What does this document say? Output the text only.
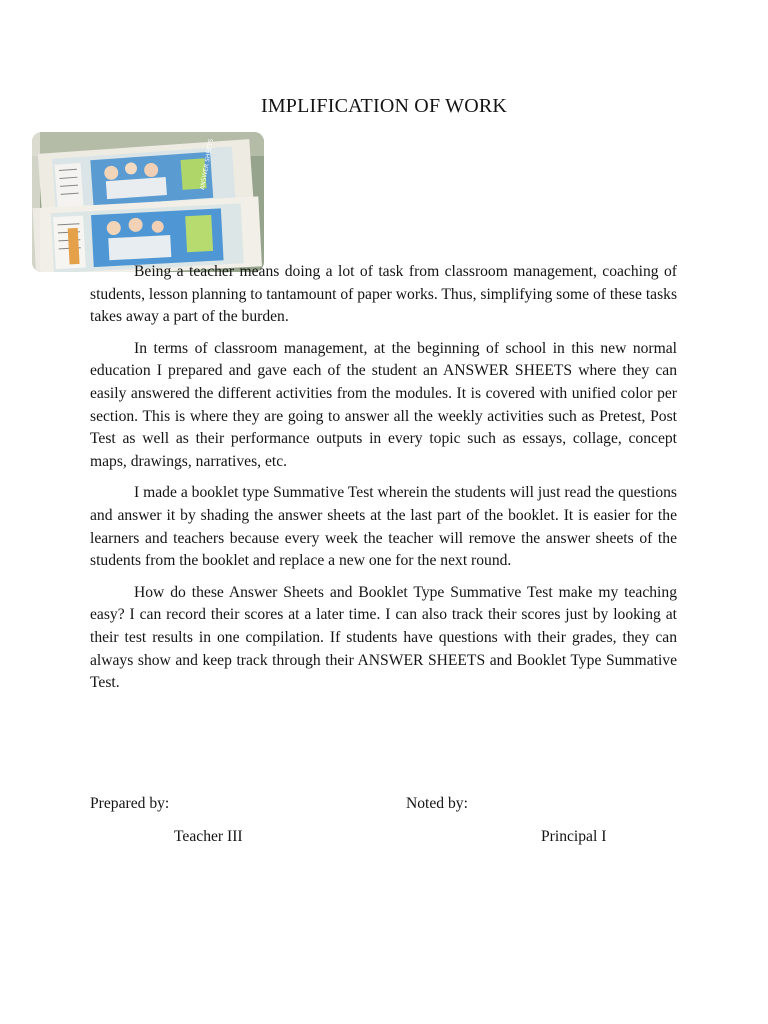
IMPLIFICATION OF WORK
ANSWER SHEETS

Being a teacher means doing a lot of task from classroom management, coaching of students, lesson planning to tantamount of paper works. Thus, simplifying some of these tasks takes away a part of the burden.

In terms of classroom management, at the beginning of school in this new normal education I prepared and gave each of the student an ANSWER SHEETS where they can easily answered the different activities from the modules. It is covered with unified color per section. This is where they are going to answer all the weekly activities such as Pretest, Post Test as well as their performance outputs in every topic such as essays, collage, concept maps, drawings, narratives, etc.

I made a booklet type Summative Test wherein the students will just read the questions and answer it by shading the answer sheets at the last part of the booklet. It is easier for the learners and teachers because every week the teacher will remove the answer sheets of the students from the booklet and replace a new one for the next round.

How do these Answer Sheets and Booklet Type Summative Test make my teaching easy? I can record their scores at a later time. I can also track their scores just by looking at their test results in one compilation. If students have questions with their grades, they can always show and keep track through their ANSWER SHEETS and Booklet Type Summative Test.

Prepared by:	Noted by:
Teacher III	Principal I
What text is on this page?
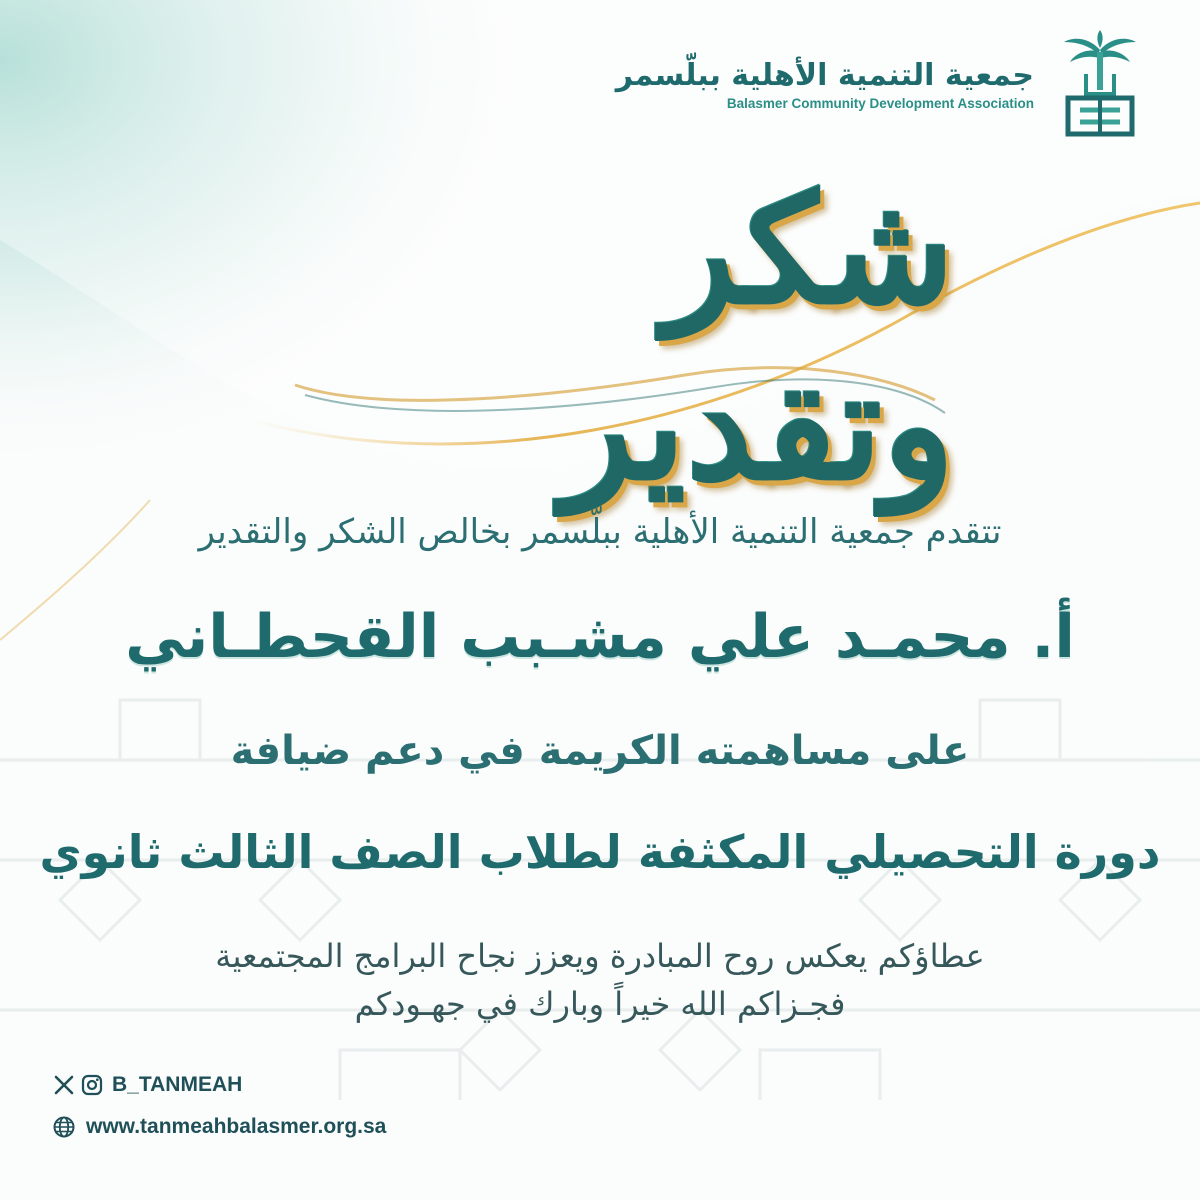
جمعية التنمية الأهلية ببلّسمر
Balasmer Community Development Association
شكر وتقدير
تتقدم جمعية التنمية الأهلية ببلّسمر بخالص الشكر والتقدير
أ. محمـد علي مشـبب القحطـاني
على مساهمته الكريمة في دعم ضيافة
دورة التحصيلي المكثفة لطلاب الصف الثالث ثانوي
عطاؤكم يعكس روح المبادرة ويعزز نجاح البرامج المجتمعية
فجـزاكم الله خيراً وبارك في جهـودكم
B_TANMEAH
www.tanmeahbalasmer.org.sa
.....
> WHAT YOU SHOULD DO
Copy out the listing exactly as it stands, but not the pictures.

> EXERCISE ANSWER
What does this document say? Output the text only.
IMPLIFICATION OF WORK
ANSWER SHEETS

Being a teacher means doing a lot of task from classroom management, coaching of students, lesson planning to tantamount of paper works. Thus, simplifying some of these tasks takes away a part of the burden.

In terms of classroom management, at the beginning of school in this new normal education I prepared and gave each of the student an ANSWER SHEETS where they can easily answered the different activities from the modules. It is covered with unified color per section. This is where they are going to answer all the weekly activities such as Pretest, Post Test as well as their performance outputs in every topic such as essays, collage, concept maps, drawings, narratives, etc.

I made a booklet type Summative Test wherein the students will just read the questions and answer it by shading the answer sheets at the last part of the booklet. It is easier for the learners and teachers because every week the teacher will remove the answer sheets of the students from the booklet and replace a new one for the next round.

How do these Answer Sheets and Booklet Type Summative Test make my teaching easy? I can record their scores at a later time. I can also track their scores just by looking at their test results in one compilation. If students have questions with their grades, they can always show and keep track through their ANSWER SHEETS and Booklet Type Summative Test.

Prepared by:	Noted by:
Teacher III	Principal I
What text is on this page?
جمعية التنمية الأهلية ببلّسمر
Balasmer Community Development Association
شكر وتقدير
تتقدم جمعية التنمية الأهلية ببلّسمر بخالص الشكر والتقدير
أ. محمـد علي مشـبب القحطـاني
على مساهمته الكريمة في دعم ضيافة
دورة التحصيلي المكثفة لطلاب الصف الثالث ثانوي
عطاؤكم يعكس روح المبادرة ويعزز نجاح البرامج المجتمعية
فجـزاكم الله خيراً وبارك في جهـودكم
B_TANMEAH
www.tanmeahbalasmer.org.sa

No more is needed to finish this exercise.